**Data supplied:**

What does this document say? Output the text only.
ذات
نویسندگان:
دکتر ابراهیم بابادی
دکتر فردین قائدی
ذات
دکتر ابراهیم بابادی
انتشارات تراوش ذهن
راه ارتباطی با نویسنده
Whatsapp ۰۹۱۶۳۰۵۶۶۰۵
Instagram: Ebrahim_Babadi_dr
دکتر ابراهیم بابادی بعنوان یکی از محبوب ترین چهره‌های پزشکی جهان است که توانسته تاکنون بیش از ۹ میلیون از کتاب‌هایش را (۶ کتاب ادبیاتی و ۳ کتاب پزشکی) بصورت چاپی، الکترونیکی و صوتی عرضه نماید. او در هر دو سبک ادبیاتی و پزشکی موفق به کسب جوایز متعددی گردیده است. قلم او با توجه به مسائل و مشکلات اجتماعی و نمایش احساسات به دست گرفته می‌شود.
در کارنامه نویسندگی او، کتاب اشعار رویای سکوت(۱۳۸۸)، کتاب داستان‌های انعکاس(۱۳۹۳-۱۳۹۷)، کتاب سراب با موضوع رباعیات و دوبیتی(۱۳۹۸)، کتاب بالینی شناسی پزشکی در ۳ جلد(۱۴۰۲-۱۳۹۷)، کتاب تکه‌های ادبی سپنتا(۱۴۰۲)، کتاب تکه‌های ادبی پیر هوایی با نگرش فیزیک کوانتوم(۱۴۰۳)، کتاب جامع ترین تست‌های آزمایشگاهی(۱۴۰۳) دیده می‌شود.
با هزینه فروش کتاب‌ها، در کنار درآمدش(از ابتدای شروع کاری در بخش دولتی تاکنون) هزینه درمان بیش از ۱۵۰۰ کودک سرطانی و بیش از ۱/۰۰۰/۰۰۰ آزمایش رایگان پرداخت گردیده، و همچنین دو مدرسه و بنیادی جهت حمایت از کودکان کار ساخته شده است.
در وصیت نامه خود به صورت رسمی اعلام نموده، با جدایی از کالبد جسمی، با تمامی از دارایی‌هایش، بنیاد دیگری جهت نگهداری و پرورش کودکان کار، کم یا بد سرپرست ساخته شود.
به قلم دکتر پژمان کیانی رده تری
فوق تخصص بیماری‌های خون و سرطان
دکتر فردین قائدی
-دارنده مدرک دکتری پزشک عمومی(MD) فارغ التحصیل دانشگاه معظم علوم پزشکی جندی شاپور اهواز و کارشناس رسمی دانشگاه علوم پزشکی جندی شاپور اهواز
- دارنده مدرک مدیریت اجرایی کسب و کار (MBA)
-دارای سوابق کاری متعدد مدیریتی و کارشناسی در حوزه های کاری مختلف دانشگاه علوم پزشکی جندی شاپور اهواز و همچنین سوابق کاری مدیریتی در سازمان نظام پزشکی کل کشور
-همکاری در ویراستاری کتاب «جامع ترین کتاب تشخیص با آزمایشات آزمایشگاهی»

---

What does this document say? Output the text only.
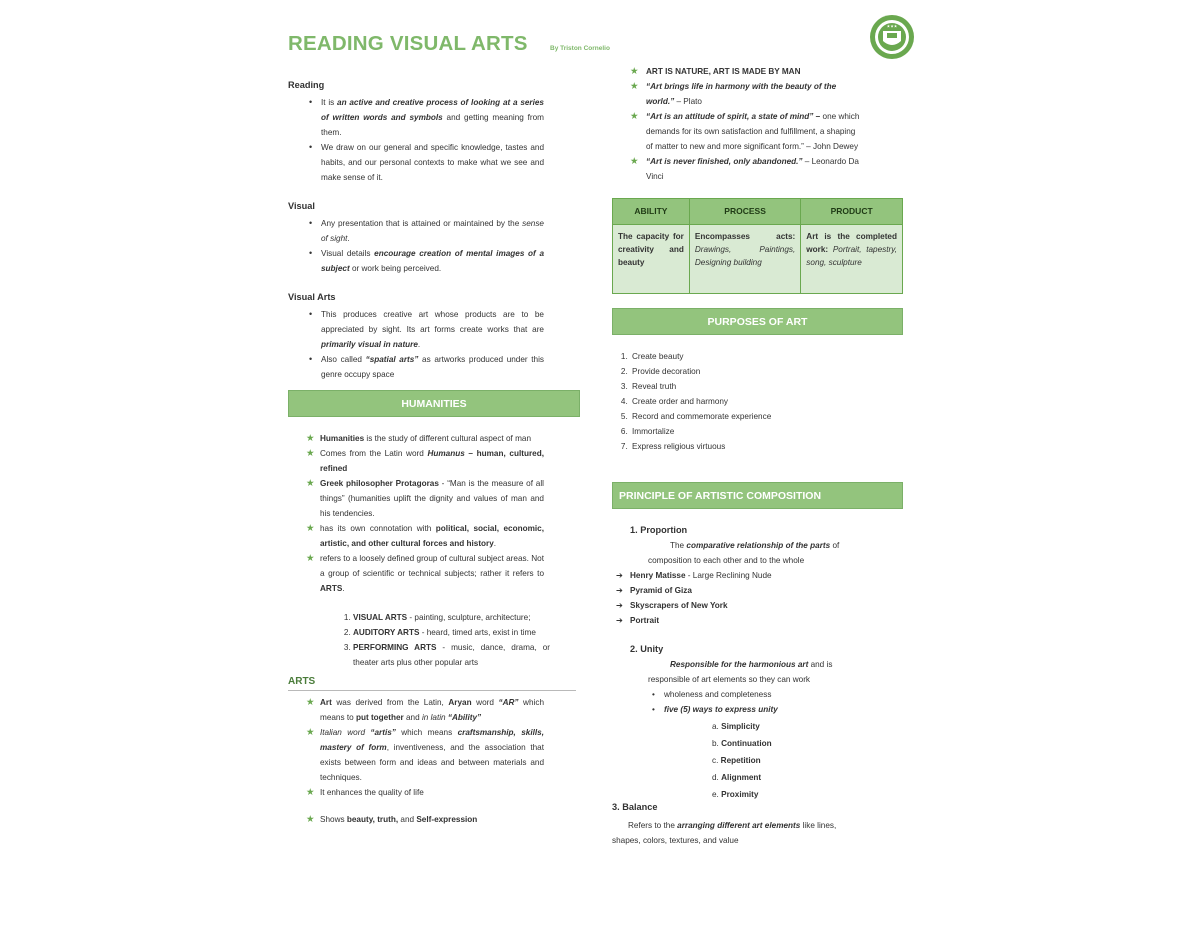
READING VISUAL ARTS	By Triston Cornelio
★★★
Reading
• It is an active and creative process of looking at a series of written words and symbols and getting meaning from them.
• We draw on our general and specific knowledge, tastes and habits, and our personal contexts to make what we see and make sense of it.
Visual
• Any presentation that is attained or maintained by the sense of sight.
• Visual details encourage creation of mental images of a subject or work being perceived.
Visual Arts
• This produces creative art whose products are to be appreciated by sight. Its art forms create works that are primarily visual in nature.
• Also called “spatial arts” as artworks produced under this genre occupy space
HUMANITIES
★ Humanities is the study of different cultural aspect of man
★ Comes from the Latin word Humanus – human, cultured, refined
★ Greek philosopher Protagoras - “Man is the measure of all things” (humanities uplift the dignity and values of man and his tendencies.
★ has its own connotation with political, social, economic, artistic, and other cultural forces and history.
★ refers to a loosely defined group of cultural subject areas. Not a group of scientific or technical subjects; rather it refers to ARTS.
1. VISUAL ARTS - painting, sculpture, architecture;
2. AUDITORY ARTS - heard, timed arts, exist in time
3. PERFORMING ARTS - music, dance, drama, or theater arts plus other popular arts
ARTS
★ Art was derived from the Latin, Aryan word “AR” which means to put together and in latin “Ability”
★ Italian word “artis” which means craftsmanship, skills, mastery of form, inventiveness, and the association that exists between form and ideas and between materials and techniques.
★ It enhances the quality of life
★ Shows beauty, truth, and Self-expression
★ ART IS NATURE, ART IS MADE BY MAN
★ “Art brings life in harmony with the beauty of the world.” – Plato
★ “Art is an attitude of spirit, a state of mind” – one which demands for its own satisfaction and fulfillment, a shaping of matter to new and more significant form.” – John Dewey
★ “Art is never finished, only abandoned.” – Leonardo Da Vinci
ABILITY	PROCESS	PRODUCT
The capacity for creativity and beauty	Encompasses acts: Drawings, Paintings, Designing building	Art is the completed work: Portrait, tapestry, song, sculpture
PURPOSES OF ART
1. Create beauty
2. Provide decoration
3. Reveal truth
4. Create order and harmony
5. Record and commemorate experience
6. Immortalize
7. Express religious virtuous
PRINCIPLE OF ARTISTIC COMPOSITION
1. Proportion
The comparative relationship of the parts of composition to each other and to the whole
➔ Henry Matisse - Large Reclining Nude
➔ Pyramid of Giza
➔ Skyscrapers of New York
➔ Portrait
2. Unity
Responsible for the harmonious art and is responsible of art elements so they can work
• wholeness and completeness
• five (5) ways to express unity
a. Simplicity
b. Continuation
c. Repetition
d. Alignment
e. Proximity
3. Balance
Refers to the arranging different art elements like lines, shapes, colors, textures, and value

**What is being asked:** Collect the complete line wherever the string "truth" appears in the records.

**Complete output:**
★ Shows beauty, truth, and Self-expression
3. Reveal truth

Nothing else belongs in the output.